§ **Direction**
Quote the whole listing verbatim.

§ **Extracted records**
□ □ □ □ □

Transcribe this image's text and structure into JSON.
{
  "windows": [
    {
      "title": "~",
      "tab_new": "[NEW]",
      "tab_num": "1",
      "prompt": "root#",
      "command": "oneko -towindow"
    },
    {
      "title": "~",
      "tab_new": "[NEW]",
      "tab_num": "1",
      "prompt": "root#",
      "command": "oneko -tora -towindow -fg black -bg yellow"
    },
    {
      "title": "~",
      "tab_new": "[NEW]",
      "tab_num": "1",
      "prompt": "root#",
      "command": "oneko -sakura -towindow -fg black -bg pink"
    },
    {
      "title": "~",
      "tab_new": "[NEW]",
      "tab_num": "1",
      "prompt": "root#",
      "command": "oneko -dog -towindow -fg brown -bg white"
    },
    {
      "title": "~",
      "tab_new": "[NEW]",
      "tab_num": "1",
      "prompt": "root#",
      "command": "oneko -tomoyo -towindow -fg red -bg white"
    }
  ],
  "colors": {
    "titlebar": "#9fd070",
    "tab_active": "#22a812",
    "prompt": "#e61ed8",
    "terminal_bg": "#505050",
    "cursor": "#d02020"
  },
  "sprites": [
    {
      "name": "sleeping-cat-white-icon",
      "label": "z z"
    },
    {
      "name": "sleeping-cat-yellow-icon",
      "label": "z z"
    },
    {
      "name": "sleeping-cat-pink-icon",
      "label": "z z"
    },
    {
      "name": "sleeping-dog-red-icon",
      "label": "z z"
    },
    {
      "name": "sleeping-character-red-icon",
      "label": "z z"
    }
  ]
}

□ □ □ □ □

§ **Result of this task**
Transcribe this image's text and structure into JSON.
{
  "windows": [
    {
      "title": "~",
      "tab_new": "[NEW]",
      "tab_num": "1",
      "prompt": "root#",
      "command": "oneko -towindow"
    },
    {
      "title": "~",
      "tab_new": "[NEW]",
      "tab_num": "1",
      "prompt": "root#",
      "command": "oneko -tora -towindow -fg black -bg yellow"
    },
    {
      "title": "~",
      "tab_new": "[NEW]",
      "tab_num": "1",
      "prompt": "root#",
      "command": "oneko -sakura -towindow -fg black -bg pink"
    },
    {
      "title": "~",
      "tab_new": "[NEW]",
      "tab_num": "1",
      "prompt": "root#",
      "command": "oneko -dog -towindow -fg brown -bg white"
    },
    {
      "title": "~",
      "tab_new": "[NEW]",
      "tab_num": "1",
      "prompt": "root#",
      "command": "oneko -tomoyo -towindow -fg red -bg white"
    }
  ],
  "colors": {
    "titlebar": "#9fd070",
    "tab_active": "#22a812",
    "prompt": "#e61ed8",
    "terminal_bg": "#505050",
    "cursor": "#d02020"
  },
  "sprites": [
    {
      "name": "sleeping-cat-white-icon",
      "label": "z z"
    },
    {
      "name": "sleeping-cat-yellow-icon",
      "label": "z z"
    },
    {
      "name": "sleeping-cat-pink-icon",
      "label": "z z"
    },
    {
      "name": "sleeping-dog-red-icon",
      "label": "z z"
    },
    {
      "name": "sleeping-character-red-icon",
      "label": "z z"
    }
  ]
}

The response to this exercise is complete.